WRITTEN PROBLEM: Search the listing for "naissance" and copy every line where it appears.

INFORMATION SHOWN:
+-------+

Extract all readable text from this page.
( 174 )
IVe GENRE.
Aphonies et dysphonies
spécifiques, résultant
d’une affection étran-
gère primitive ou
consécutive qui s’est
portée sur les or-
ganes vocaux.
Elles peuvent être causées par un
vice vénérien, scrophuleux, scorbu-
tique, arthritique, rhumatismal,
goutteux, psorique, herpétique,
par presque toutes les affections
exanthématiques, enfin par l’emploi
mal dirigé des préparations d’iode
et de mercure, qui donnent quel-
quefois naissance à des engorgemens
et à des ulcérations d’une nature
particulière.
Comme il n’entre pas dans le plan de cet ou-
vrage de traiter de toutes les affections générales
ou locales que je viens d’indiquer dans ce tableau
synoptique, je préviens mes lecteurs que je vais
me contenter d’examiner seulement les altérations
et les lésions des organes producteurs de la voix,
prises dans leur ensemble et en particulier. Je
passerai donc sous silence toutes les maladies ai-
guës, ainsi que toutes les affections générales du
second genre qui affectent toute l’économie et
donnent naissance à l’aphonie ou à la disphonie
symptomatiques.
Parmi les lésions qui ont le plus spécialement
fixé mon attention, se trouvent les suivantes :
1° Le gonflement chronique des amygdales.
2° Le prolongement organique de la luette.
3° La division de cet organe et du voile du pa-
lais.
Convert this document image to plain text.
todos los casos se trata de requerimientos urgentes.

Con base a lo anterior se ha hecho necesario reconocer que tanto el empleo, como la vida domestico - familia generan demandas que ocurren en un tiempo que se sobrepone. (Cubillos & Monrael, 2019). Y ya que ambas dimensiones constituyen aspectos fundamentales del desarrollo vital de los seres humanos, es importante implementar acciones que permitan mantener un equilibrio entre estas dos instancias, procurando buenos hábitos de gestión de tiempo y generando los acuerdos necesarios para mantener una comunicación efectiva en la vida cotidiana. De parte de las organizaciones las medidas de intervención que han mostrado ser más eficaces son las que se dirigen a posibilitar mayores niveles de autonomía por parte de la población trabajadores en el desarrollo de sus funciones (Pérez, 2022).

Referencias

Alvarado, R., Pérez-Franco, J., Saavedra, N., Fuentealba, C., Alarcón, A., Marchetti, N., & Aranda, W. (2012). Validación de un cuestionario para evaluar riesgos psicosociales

+-------+

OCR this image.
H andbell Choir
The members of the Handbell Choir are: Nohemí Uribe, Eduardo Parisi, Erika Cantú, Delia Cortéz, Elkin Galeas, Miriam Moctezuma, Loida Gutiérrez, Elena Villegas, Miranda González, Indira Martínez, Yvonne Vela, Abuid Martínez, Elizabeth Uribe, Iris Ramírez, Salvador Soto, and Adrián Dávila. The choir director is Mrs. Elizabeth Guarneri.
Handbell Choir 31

+-------+

WRITTEN ANSWER:
quefois naissance à des engorgemens
donnent naissance à l’aphonie ou à la disphonie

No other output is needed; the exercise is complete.